[Dataset items]
──────

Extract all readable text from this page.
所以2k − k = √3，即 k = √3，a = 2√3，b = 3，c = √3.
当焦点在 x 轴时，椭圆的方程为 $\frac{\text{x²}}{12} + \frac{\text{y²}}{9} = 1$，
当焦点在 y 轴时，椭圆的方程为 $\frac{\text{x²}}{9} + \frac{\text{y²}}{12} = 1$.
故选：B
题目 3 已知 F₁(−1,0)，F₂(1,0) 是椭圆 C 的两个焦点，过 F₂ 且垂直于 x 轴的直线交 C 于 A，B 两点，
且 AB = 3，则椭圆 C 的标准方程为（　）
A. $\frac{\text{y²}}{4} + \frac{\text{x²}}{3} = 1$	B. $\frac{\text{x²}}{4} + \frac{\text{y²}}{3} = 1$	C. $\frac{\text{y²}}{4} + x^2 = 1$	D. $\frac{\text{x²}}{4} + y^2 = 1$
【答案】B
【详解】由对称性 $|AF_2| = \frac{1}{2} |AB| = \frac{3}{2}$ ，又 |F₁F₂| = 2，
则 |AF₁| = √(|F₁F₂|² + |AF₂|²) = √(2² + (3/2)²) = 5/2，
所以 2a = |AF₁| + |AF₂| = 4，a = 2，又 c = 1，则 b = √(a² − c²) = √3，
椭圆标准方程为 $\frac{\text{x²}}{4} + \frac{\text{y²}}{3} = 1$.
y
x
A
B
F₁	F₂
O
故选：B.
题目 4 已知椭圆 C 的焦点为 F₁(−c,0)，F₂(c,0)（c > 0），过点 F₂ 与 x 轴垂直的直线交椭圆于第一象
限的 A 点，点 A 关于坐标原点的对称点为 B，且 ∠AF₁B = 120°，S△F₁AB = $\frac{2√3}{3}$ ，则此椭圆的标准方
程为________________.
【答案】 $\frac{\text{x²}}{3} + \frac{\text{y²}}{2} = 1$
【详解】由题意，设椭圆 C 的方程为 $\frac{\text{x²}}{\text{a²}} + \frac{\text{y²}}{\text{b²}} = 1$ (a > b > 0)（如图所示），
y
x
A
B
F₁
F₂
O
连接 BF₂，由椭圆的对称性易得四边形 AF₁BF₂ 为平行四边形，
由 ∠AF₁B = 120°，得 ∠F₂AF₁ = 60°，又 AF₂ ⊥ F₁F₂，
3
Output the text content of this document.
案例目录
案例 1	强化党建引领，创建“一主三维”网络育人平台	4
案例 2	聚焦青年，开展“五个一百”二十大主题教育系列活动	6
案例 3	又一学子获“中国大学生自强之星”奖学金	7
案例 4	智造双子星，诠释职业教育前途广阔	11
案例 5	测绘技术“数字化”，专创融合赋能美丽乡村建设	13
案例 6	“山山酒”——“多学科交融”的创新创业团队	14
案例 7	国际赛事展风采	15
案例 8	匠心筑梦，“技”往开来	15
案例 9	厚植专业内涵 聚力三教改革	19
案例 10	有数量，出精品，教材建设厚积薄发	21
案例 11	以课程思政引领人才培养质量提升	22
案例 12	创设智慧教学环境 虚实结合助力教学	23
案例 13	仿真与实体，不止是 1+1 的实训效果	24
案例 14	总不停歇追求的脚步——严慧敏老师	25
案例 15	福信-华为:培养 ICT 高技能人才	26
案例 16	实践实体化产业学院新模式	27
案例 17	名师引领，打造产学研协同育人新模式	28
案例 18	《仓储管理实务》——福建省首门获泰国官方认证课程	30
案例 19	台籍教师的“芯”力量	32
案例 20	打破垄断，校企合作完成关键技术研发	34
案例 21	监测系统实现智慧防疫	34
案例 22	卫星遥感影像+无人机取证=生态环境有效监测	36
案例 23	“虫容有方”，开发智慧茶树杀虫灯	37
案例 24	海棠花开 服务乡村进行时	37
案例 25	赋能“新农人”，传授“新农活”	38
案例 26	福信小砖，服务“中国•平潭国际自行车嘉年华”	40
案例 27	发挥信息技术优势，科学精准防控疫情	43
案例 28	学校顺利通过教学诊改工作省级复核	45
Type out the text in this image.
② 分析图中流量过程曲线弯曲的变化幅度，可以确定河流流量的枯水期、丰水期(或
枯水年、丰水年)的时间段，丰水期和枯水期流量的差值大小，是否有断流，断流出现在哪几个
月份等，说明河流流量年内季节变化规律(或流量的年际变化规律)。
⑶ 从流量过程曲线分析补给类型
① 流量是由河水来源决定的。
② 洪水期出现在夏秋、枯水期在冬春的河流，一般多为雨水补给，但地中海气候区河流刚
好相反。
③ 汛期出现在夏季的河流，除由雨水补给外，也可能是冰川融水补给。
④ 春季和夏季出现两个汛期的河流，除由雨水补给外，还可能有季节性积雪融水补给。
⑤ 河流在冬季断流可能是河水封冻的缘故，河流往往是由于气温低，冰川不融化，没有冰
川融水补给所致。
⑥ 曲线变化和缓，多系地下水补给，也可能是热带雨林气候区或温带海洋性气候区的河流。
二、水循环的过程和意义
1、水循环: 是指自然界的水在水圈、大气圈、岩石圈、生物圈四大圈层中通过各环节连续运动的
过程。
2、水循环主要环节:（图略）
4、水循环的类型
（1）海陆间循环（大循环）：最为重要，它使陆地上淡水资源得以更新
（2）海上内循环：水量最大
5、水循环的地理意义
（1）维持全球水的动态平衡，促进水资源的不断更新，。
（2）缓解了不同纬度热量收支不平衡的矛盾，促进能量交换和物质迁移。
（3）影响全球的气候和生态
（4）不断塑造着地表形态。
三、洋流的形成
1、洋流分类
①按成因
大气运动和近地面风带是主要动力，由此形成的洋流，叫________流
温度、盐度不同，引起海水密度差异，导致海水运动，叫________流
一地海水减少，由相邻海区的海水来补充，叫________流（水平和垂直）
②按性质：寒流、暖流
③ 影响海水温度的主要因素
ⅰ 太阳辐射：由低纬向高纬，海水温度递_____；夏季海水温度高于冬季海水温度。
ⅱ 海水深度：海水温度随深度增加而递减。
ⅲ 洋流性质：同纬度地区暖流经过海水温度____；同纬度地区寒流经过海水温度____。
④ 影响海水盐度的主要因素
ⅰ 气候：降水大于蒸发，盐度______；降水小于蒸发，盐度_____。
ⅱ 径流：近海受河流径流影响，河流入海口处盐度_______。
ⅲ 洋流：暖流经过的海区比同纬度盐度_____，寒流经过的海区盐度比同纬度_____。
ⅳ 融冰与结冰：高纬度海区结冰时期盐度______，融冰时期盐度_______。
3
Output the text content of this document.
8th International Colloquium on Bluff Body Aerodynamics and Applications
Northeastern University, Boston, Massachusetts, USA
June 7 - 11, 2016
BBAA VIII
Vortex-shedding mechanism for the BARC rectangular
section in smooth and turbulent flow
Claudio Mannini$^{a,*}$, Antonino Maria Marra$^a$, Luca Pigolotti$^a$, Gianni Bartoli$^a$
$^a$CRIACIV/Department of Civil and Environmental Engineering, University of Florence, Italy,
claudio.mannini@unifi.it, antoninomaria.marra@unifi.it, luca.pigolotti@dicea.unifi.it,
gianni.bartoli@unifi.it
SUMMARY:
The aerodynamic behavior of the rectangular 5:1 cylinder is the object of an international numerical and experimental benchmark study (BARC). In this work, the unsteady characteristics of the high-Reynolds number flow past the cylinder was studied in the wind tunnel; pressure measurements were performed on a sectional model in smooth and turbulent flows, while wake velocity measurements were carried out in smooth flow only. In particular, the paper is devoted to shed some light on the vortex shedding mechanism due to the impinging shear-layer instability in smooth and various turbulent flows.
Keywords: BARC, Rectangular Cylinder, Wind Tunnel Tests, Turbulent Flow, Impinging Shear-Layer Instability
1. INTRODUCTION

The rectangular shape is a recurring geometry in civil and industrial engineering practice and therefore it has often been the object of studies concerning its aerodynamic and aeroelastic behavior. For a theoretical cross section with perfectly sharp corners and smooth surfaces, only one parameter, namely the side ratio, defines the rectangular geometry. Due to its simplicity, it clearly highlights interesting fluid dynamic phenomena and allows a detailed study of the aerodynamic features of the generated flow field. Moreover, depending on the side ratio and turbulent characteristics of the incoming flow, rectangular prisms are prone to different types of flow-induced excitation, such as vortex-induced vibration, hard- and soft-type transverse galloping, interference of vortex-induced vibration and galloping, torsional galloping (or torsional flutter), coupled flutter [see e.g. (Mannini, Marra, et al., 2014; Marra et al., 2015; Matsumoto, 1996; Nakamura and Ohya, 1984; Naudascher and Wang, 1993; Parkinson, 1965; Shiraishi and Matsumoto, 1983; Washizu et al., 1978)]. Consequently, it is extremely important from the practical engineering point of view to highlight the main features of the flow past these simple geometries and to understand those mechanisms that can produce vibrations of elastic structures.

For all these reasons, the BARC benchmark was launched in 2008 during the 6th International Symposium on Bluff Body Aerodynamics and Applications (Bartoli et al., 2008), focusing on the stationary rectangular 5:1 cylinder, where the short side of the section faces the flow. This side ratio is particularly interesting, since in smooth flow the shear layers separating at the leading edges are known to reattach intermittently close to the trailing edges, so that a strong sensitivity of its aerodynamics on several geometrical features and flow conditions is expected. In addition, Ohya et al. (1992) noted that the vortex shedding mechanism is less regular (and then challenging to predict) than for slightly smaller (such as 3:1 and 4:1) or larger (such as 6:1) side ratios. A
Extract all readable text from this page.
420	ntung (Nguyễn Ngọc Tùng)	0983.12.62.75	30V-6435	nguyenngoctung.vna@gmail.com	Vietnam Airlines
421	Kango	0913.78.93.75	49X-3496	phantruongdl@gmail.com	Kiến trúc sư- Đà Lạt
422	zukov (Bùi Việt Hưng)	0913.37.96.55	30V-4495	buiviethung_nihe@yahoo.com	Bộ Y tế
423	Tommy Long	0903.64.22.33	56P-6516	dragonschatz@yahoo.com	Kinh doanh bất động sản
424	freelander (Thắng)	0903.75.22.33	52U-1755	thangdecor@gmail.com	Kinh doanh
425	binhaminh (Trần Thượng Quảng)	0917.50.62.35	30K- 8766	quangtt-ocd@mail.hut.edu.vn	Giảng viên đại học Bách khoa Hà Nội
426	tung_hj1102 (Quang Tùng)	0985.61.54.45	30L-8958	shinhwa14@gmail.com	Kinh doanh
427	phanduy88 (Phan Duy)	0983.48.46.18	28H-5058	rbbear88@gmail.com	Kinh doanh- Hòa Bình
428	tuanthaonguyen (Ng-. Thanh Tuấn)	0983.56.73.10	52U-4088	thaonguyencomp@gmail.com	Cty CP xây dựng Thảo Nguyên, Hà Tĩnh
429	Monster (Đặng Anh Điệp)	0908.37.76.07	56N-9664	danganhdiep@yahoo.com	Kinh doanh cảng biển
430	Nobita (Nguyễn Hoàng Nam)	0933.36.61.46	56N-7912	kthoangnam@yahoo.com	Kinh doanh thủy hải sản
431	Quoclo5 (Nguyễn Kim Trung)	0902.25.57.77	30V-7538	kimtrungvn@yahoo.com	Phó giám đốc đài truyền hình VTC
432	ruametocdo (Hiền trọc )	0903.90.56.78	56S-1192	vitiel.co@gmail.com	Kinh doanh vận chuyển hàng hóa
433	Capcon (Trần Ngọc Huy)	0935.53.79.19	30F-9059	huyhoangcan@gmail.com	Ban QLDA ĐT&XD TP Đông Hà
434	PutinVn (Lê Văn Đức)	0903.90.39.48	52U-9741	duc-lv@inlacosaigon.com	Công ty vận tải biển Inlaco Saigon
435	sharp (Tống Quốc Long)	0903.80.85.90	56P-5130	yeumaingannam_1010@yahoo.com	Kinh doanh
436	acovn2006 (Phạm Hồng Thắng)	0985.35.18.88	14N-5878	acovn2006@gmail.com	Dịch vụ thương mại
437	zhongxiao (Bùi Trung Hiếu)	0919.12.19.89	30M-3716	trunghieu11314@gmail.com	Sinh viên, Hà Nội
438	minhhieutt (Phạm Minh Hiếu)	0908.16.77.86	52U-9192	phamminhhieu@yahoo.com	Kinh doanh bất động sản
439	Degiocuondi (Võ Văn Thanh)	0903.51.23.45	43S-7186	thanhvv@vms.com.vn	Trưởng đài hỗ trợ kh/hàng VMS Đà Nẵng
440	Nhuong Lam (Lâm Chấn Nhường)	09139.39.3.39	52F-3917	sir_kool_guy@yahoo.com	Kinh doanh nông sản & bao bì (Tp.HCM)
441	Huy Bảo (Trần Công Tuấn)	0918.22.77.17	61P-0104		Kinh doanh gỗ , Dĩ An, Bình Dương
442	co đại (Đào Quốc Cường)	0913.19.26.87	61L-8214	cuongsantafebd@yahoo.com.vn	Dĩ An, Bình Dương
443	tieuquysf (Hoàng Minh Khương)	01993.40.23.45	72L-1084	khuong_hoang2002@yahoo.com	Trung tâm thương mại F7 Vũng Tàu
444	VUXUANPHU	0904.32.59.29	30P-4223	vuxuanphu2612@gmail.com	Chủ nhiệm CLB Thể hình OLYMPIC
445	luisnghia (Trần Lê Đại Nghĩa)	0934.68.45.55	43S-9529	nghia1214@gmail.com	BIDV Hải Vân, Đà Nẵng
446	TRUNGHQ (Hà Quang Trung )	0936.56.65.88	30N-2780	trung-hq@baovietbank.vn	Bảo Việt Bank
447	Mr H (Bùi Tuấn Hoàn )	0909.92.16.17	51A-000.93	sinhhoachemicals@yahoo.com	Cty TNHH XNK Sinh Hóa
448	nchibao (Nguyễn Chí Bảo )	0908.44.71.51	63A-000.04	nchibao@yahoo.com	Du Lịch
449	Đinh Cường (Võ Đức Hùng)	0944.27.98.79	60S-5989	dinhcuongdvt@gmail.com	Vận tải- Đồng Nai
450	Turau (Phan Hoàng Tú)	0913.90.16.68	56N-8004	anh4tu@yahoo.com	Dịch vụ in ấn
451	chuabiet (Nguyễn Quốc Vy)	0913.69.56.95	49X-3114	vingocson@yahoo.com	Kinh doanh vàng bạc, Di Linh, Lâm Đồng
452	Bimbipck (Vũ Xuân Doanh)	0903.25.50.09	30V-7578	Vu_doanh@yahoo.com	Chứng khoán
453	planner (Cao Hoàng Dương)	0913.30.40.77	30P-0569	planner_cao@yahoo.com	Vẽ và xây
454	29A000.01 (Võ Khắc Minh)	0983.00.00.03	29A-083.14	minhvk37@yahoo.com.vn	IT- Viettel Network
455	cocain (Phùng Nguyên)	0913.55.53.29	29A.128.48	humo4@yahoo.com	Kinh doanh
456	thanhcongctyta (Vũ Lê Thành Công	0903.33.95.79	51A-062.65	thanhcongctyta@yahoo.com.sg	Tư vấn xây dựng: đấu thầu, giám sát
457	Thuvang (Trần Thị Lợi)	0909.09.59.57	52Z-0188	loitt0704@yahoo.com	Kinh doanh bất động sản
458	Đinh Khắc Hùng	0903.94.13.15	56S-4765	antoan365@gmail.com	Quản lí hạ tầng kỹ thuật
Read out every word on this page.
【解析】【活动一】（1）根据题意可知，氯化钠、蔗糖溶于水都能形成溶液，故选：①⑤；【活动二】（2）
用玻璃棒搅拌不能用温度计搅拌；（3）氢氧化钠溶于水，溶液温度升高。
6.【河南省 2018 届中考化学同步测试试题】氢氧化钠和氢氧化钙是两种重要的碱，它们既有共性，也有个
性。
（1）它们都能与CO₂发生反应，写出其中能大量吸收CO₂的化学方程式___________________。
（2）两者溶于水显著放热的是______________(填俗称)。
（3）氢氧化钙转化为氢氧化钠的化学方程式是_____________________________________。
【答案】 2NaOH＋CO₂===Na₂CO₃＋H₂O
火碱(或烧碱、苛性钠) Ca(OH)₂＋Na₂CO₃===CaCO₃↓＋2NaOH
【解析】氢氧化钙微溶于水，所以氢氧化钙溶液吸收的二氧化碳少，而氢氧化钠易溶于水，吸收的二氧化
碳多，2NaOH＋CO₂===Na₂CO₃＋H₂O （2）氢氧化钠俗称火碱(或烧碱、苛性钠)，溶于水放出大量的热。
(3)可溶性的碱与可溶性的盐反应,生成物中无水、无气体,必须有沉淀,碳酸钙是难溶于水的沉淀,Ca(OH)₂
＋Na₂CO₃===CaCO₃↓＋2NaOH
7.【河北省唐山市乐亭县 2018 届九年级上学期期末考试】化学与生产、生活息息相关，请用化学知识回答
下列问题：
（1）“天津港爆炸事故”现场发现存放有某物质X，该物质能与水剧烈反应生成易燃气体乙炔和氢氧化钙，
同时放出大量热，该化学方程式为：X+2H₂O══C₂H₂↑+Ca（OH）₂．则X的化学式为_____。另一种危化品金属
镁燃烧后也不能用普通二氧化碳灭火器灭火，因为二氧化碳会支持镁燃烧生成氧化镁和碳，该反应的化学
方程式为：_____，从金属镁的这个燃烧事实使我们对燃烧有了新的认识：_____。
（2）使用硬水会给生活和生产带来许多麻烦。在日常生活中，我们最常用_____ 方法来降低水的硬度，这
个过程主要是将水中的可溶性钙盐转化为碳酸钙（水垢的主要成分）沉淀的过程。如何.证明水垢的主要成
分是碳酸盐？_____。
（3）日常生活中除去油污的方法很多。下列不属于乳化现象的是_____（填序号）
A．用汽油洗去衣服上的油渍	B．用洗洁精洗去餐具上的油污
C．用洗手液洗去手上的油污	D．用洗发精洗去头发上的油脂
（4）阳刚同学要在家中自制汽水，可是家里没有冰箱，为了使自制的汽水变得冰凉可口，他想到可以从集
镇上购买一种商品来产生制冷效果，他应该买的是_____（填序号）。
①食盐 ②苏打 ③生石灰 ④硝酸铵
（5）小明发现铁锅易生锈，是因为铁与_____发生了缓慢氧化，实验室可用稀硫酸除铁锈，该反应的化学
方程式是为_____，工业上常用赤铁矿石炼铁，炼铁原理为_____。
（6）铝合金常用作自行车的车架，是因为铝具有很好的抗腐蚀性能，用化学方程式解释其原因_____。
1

──────

[AIM OF THE EXERCISE]
In the entries above, find every line with the word "unifi" and list it.

[TASK RESULT]
claudio.mannini@unifi.it, antoninomaria.marra@unifi.it, luca.pigolotti@dicea.unifi.it,
gianni.bartoli@unifi.it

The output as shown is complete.